# START OF Source material

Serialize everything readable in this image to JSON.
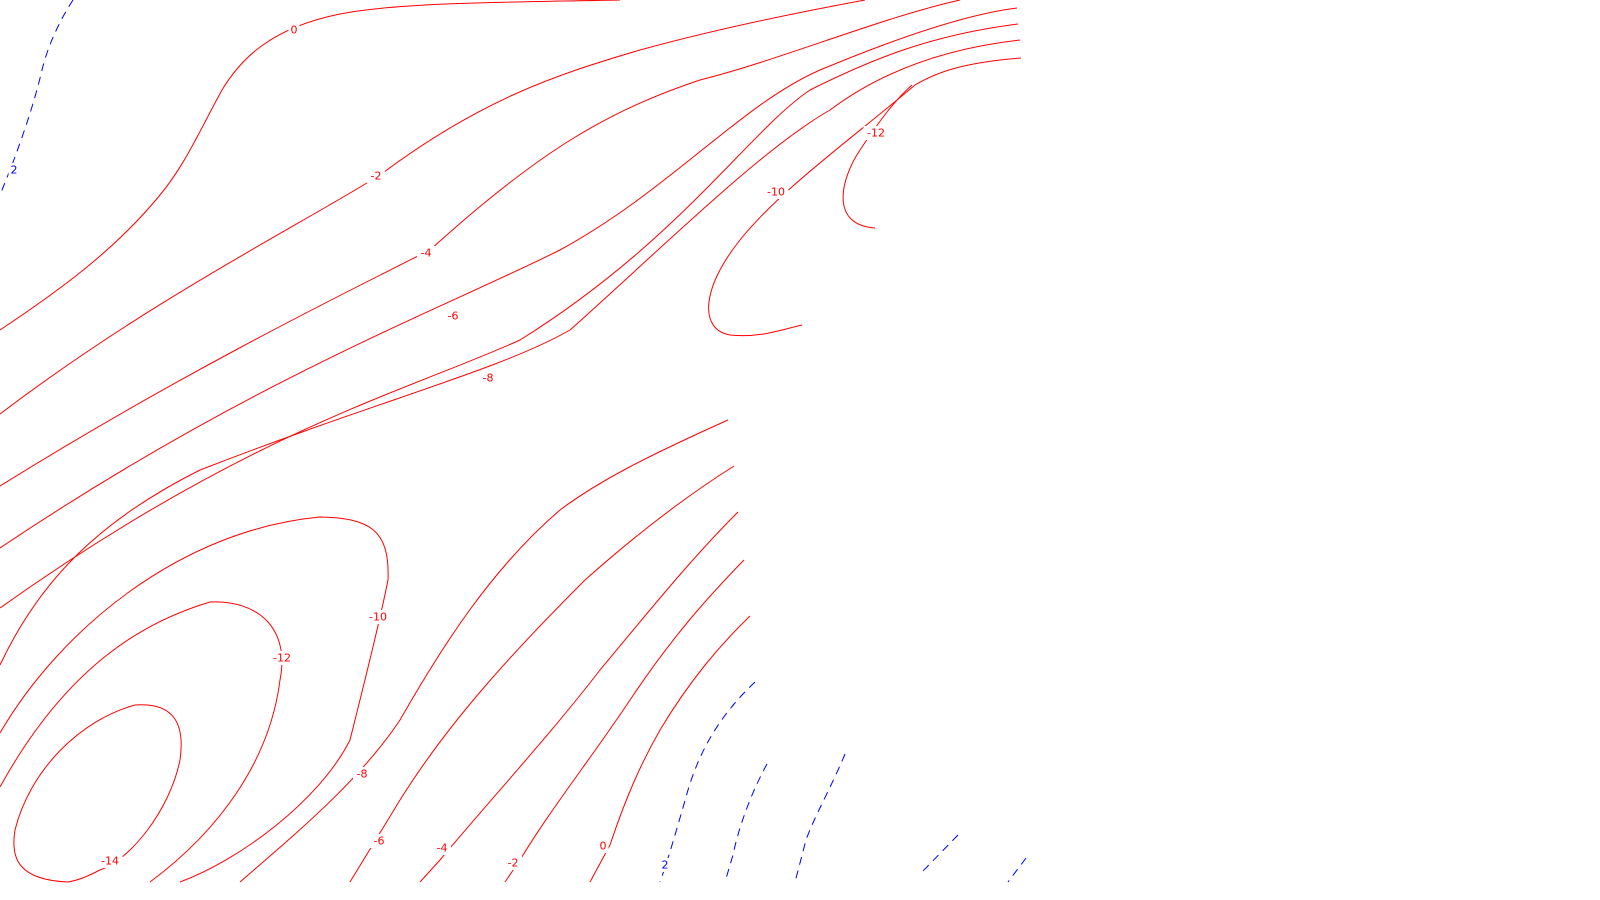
{
  "chart_data": {
    "type": "contour",
    "title": "",
    "xlabel": "",
    "ylabel": "",
    "colors": {
      "negative": "#ff0000",
      "positive": "#0000ff",
      "background": "#ffffff"
    },
    "negative_style": "solid",
    "positive_style": "dashed",
    "levels": [
      {
        "value": 2,
        "label": "2"
      },
      {
        "value": 0,
        "label": "0"
      },
      {
        "value": -2,
        "label": "-2"
      },
      {
        "value": -4,
        "label": "-4"
      },
      {
        "value": -6,
        "label": "-6"
      },
      {
        "value": -8,
        "label": "-8"
      },
      {
        "value": -10,
        "label": "-10"
      },
      {
        "value": -12,
        "label": "-12"
      },
      {
        "value": -14,
        "label": "-14"
      }
    ]
  }
}
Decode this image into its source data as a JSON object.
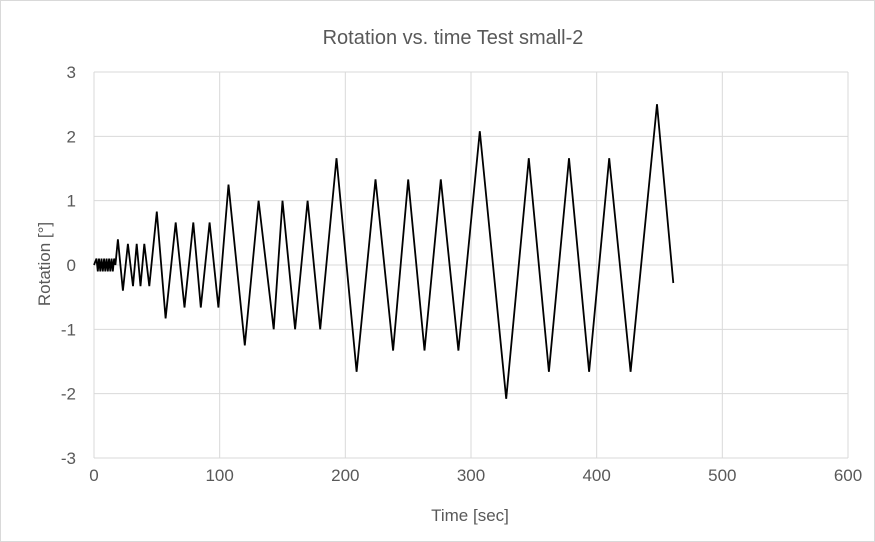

# END OF Source material

§ What to do: Leave out the pictures and copy everything else in the records word for word.

§ Output below:
Serialize everything readable in this image to JSON.
{
  "chart_data": {
    "type": "contour",
    "title": "",
    "xlabel": "",
    "ylabel": "",
    "colors": {
      "negative": "#ff0000",
      "positive": "#0000ff",
      "background": "#ffffff"
    },
    "negative_style": "solid",
    "positive_style": "dashed",
    "levels": [
      {
        "value": 2,
        "label": "2"
      },
      {
        "value": 0,
        "label": "0"
      },
      {
        "value": -2,
        "label": "-2"
      },
      {
        "value": -4,
        "label": "-4"
      },
      {
        "value": -6,
        "label": "-6"
      },
      {
        "value": -8,
        "label": "-8"
      },
      {
        "value": -10,
        "label": "-10"
      },
      {
        "value": -12,
        "label": "-12"
      },
      {
        "value": -14,
        "label": "-14"
      }
    ]
  }
}
Decode this image into its source data as a JSON object.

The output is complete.